> [Set exercise]:
Copy each line below in which the string "nazwisko" occurs.

### Material provided

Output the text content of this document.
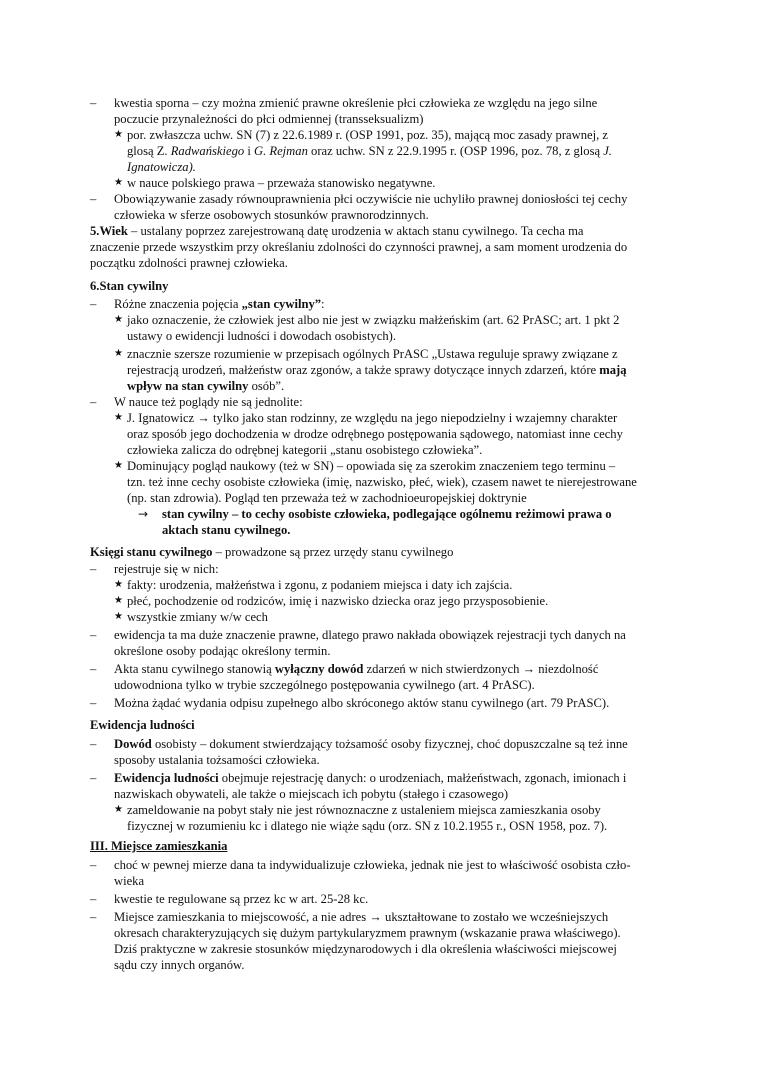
– kwestia sporna – czy można zmienić prawne określenie płci człowieka ze względu na jego silne
poczucie przynależności do płci odmiennej (transseksualizm)
★ por. zwłaszcza uchw. SN (7) z 22.6.1989 r. (OSP 1991, poz. 35), mającą moc zasady prawnej, z
glosą Z. Radwańskiego i G. Rejman oraz uchw. SN z 22.9.1995 r. (OSP 1996, poz. 78, z glosą J.
Ignatowicza).
★ w nauce polskiego prawa – przeważa stanowisko negatywne.
– Obowiązywanie zasady równouprawnienia płci oczywiście nie uchyliło prawnej doniosłości tej cechy
człowieka w sferze osobowych stosunków prawnorodzinnych.
5.Wiek – ustalany poprzez zarejestrowaną datę urodzenia w aktach stanu cywilnego. Ta cecha ma
znaczenie przede wszystkim przy określaniu zdolności do czynności prawnej, a sam moment urodzenia do
początku zdolności prawnej człowieka.
6.Stan cywilny
– Różne znaczenia pojęcia „stan cywilny”:
★ jako oznaczenie, że człowiek jest albo nie jest w związku małżeńskim (art. 62 PrASC; art. 1 pkt 2
ustawy o ewidencji ludności i dowodach osobistych).
★ znacznie szersze rozumienie w przepisach ogólnych PrASC „Ustawa reguluje sprawy związane z
rejestracją urodzeń, małżeństw oraz zgonów, a także sprawy dotyczące innych zdarzeń, które mają
wpływ na stan cywilny osób”.
– W nauce też poglądy nie są jednolite:
★ J. Ignatowicz → tylko jako stan rodzinny, ze względu na jego niepodzielny i wzajemny charakter
oraz sposób jego dochodzenia w drodze odrębnego postępowania sądowego, natomiast inne cechy
człowieka zalicza do odrębnej kategorii „stanu osobistego człowieka”.
★ Dominujący pogląd naukowy (też w SN) – opowiada się za szerokim znaczeniem tego terminu –
tzn. też inne cechy osobiste człowieka (imię, nazwisko, płeć, wiek), czasem nawet te nierejestrowane
(np. stan zdrowia). Pogląd ten przeważa też w zachodnioeuropejskiej doktrynie
→ stan cywilny – to cechy osobiste człowieka, podlegające ogólnemu reżimowi prawa o
aktach stanu cywilnego.
Księgi stanu cywilnego – prowadzone są przez urzędy stanu cywilnego
– rejestruje się w nich:
★ fakty: urodzenia, małżeństwa i zgonu, z podaniem miejsca i daty ich zajścia.
★ płeć, pochodzenie od rodziców, imię i nazwisko dziecka oraz jego przysposobienie.
★ wszystkie zmiany w/w cech
– ewidencja ta ma duże znaczenie prawne, dlatego prawo nakłada obowiązek rejestracji tych danych na
określone osoby podając określony termin.
– Akta stanu cywilnego stanowią wyłączny dowód zdarzeń w nich stwierdzonych → niezdolność
udowodniona tylko w trybie szczególnego postępowania cywilnego (art. 4 PrASC).
– Można żądać wydania odpisu zupełnego albo skróconego aktów stanu cywilnego (art. 79 PrASC).
Ewidencja ludności
– Dowód osobisty – dokument stwierdzający tożsamość osoby fizycznej, choć dopuszczalne są też inne
sposoby ustalania tożsamości człowieka.
– Ewidencja ludności obejmuje rejestrację danych: o urodzeniach, małżeństwach, zgonach, imionach i
nazwiskach obywateli, ale także o miejscach ich pobytu (stałego i czasowego)
★ zameldowanie na pobyt stały nie jest równoznaczne z ustaleniem miejsca zamieszkania osoby
fizycznej w rozumieniu kc i dlatego nie wiąże sądu (orz. SN z 10.2.1955 r., OSN 1958, poz. 7).
III. Miejsce zamieszkania
– choć w pewnej mierze dana ta indywidualizuje człowieka, jednak nie jest to właściwość osobista czło-
wieka
– kwestie te regulowane są przez kc w art. 25-28 kc.
– Miejsce zamieszkania to miejscowość, a nie adres → ukształtowane to zostało we wcześniejszych
okresach charakteryzujących się dużym partykularyzmem prawnym (wskazanie prawa właściwego).
Dziś praktyczne w zakresie stosunków międzynarodowych i dla określenia właściwości miejscowej
sądu czy innych organów.
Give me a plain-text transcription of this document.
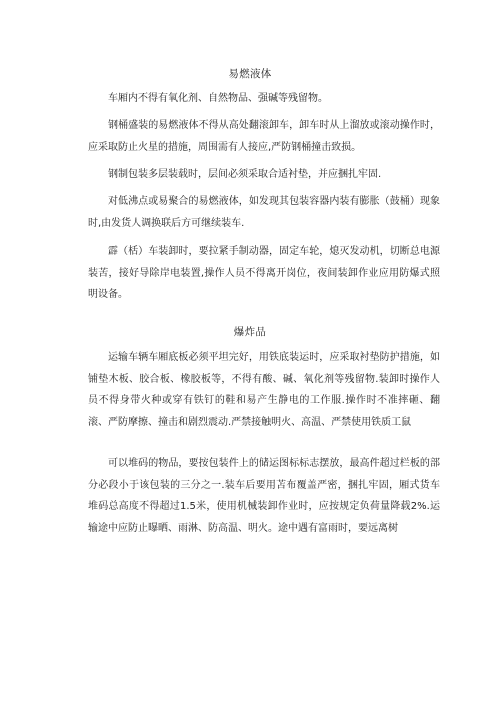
易燃液体
车厢内不得有氧化剂、自然物品、强碱等残留物。
钢桶盛装的易燃液体不得从高处翻滚卸车，卸车时从上溜放或滚动操作时，应采取防止火星的措施，周围需有人接应,严防钢桶撞击致损。
钢制包装多层装载时，层间必须采取合适衬垫，并应捆扎牢固.
对低沸点或易聚合的易燃液体，如发现其包装容器内装有膨胀（鼓桶）现象时,由发货人调换联后方可继续装车.
霹（栝）车装卸时，要拉紧手制动器，固定车轮，熄灭发动机，切断总电源装苦，接好导除岸电装置,操作人员不得离开岗位，夜间装卸作业应用防爆式照明设备。
爆炸品
运输车辆车厢底板必须平坦完好，用铁底装运时，应采取衬垫防护措施，如铺垫木板、胶合板、橡胶板等，不得有酸、碱、氧化剂等残留物.装卸时操作人员不得身带火种或穿有铁钉的鞋和易产生静电的工作服.操作时不准摔砸、翻滚、严防摩擦、撞击和剧烈震动.严禁接触明火、高温、严禁使用铁质工鼠
可以堆码的物品，要按包装件上的储运图标标志摆放，最高件超过栏板的部分必段小于该包装的三分之一.装车后要用苫布覆盖严密，捆扎牢固，厢式货车堆码总高度不得超过1.5米，使用机械装卸作业时，应按规定负荷量降载2%.运输途中应防止曝晒、雨淋、防高温、明火。途中遇有富雨时，要远离树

######

> [Solution for this exercise]:
tzn. też inne cechy osobiste człowieka (imię, nazwisko, płeć, wiek), czasem nawet te nierejestrowane
★ płeć, pochodzenie od rodziców, imię i nazwisko dziecka oraz jego przysposobienie.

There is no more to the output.